++++ Raw records ++++

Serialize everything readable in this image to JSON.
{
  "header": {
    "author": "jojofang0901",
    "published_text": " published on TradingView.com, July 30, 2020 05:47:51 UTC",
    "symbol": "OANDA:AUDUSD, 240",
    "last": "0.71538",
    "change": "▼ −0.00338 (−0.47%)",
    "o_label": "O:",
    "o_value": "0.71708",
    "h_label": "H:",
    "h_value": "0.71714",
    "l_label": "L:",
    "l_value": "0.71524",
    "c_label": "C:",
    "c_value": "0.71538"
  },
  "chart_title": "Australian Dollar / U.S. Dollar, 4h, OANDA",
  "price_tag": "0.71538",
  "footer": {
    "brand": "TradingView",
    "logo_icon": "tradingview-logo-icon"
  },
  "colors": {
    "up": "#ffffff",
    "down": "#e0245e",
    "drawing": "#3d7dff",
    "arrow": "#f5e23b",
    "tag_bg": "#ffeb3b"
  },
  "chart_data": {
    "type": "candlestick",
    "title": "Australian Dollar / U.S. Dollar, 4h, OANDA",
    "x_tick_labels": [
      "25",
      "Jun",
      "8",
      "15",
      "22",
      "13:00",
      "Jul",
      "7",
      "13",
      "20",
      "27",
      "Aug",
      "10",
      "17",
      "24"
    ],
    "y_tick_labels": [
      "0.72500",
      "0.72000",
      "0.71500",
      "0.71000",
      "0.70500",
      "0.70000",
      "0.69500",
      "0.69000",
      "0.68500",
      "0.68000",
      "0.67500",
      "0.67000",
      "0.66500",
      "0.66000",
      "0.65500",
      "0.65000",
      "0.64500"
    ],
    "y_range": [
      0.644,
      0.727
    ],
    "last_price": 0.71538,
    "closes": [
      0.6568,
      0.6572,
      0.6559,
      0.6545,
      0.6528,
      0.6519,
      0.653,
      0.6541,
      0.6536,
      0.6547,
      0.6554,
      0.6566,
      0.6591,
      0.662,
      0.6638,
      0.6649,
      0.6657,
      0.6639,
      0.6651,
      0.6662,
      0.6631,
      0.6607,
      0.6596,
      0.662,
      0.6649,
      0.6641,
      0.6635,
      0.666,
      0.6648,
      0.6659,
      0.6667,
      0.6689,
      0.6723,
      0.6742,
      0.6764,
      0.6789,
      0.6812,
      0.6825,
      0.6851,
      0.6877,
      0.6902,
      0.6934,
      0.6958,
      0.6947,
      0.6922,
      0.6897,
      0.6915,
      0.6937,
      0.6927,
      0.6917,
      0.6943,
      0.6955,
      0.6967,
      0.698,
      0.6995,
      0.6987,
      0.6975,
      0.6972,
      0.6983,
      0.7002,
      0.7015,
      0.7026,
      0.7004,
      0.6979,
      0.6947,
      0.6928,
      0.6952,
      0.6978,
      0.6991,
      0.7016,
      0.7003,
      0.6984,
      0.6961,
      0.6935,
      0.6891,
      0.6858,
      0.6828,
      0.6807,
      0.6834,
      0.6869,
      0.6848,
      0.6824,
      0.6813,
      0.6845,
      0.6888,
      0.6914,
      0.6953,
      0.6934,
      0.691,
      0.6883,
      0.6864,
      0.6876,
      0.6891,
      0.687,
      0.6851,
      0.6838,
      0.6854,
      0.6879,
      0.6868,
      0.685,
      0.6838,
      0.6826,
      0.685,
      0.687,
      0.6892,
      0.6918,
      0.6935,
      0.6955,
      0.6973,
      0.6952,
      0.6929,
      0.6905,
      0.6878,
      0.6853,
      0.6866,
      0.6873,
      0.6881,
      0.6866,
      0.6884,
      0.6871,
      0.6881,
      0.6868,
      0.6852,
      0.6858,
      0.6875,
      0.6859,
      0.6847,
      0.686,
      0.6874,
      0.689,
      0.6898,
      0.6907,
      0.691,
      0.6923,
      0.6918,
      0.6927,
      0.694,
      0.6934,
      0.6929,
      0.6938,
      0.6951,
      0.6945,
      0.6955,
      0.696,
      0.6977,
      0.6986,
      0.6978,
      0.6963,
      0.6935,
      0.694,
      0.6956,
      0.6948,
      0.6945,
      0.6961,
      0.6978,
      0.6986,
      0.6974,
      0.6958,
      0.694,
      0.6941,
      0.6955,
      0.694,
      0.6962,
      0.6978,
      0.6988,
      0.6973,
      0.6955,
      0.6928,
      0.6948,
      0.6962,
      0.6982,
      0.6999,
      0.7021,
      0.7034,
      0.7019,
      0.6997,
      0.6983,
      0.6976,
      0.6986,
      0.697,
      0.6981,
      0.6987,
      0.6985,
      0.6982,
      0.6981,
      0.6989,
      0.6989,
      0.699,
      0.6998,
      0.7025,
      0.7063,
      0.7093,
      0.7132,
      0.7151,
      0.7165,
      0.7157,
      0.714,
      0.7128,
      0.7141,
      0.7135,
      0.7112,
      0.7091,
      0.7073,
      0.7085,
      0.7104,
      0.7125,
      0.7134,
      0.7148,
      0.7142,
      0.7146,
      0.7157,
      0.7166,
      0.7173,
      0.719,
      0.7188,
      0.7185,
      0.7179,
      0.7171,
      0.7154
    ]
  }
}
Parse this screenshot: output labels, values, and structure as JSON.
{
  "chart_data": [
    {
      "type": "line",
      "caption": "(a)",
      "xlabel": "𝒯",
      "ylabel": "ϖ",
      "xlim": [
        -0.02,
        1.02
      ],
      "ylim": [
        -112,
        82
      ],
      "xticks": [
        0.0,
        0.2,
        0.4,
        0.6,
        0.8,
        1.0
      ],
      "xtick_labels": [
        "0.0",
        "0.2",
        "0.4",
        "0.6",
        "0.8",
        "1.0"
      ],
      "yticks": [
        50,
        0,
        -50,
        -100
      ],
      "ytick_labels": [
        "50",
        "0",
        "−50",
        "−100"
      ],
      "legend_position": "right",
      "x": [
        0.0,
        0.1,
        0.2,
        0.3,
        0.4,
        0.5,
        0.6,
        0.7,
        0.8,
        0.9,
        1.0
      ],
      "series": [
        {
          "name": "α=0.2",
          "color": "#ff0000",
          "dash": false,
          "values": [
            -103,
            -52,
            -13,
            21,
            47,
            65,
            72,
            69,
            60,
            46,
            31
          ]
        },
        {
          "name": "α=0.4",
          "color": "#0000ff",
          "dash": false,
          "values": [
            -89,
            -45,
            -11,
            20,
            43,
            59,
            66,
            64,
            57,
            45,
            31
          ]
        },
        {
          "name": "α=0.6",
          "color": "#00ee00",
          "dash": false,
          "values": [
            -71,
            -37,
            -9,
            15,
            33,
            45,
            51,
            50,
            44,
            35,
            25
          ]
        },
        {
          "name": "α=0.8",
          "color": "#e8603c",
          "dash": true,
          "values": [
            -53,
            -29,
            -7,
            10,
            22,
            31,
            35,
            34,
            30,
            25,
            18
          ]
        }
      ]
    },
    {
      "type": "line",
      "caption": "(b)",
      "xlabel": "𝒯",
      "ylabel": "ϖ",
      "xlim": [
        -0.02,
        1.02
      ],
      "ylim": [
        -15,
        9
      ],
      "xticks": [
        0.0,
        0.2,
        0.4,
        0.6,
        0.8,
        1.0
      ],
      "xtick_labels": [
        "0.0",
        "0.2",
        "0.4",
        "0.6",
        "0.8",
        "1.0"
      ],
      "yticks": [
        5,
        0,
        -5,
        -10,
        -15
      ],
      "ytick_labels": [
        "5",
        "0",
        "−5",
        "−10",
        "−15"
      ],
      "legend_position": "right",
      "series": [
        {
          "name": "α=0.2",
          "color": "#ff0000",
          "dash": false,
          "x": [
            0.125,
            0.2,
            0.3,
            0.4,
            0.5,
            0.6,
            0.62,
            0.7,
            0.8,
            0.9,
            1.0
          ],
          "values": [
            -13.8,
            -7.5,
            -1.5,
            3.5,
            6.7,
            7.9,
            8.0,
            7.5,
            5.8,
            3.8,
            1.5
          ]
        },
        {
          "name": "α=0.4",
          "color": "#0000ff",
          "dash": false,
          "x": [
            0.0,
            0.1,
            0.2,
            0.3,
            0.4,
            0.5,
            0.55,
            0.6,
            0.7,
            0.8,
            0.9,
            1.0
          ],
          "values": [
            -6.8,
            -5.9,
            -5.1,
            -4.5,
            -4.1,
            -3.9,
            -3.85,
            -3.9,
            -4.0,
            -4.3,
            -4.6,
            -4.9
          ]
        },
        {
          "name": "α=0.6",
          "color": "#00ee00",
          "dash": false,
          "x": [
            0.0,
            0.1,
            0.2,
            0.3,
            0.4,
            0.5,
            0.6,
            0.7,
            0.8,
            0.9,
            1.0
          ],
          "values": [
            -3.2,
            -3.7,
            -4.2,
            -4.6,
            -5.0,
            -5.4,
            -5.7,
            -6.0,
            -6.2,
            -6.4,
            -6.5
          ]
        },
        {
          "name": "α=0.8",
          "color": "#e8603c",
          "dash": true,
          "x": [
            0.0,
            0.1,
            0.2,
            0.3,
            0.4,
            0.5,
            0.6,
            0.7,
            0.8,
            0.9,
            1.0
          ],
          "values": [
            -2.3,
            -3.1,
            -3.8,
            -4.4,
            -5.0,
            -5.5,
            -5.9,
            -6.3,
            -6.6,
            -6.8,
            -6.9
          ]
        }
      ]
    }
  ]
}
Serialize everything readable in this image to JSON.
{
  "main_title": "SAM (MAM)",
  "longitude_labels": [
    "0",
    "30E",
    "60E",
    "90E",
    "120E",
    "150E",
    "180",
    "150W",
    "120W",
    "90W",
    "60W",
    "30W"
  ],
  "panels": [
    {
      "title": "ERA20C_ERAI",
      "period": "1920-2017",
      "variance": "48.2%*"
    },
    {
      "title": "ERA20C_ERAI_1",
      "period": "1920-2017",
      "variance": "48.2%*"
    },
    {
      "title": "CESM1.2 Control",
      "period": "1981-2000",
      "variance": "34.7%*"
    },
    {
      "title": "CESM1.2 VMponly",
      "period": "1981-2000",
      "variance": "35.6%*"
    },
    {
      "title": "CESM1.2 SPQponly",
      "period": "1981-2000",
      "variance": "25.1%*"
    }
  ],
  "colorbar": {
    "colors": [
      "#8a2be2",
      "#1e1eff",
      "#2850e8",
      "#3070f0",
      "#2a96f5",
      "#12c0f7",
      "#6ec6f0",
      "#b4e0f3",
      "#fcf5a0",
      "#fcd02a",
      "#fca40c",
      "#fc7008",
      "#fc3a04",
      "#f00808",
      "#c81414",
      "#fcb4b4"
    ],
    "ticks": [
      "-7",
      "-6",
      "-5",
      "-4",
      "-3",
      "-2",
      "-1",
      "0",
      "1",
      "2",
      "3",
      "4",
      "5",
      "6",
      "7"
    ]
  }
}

++++

From the listing above, copy every line that holds the string "Australian".

  "chart_title": "Australian Dollar / U.S. Dollar, 4h, OANDA",
    "title": "Australian Dollar / U.S. Dollar, 4h, OANDA",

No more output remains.